* _Set problem_:
List each line holding the string "Дятьково".

* _Records for this exercise_:
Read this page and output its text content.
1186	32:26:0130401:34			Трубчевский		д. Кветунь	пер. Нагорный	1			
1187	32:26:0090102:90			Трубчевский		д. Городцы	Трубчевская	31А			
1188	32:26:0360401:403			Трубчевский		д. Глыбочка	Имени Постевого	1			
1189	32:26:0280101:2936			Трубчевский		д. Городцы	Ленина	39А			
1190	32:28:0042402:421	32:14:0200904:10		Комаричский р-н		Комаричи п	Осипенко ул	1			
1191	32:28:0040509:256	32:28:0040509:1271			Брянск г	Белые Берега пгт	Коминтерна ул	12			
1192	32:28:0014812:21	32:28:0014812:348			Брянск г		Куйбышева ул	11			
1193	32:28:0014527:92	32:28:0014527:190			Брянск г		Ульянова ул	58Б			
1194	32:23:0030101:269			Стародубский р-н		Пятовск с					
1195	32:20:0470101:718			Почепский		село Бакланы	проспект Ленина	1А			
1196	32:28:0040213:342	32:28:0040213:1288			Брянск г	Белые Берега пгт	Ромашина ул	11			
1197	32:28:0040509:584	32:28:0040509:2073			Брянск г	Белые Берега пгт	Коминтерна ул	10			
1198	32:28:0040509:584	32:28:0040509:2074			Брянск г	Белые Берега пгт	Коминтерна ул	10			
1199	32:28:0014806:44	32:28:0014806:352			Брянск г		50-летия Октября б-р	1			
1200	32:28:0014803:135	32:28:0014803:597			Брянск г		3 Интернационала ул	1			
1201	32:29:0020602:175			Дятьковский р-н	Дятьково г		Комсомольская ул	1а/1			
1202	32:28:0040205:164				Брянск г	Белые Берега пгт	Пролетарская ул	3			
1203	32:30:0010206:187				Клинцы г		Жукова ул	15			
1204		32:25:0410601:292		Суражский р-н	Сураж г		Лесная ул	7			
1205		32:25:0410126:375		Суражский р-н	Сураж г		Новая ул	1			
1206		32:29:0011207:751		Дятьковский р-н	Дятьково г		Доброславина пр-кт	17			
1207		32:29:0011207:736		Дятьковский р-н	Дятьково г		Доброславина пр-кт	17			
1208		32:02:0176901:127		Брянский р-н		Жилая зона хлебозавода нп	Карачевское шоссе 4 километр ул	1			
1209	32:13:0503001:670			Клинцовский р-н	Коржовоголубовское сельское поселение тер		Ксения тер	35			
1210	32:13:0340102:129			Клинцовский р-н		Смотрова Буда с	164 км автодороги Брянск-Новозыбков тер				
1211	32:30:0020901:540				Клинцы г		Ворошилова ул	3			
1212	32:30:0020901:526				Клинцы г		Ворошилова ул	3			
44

* _Exercise result_:
1201	32:29:0020602:175			Дятьковский р-н	Дятьково г		Комсомольская ул	1а/1			
1206		32:29:0011207:751		Дятьковский р-н	Дятьково г		Доброславина пр-кт	17			
1207		32:29:0011207:736		Дятьковский р-н	Дятьково г		Доброславина пр-кт	17			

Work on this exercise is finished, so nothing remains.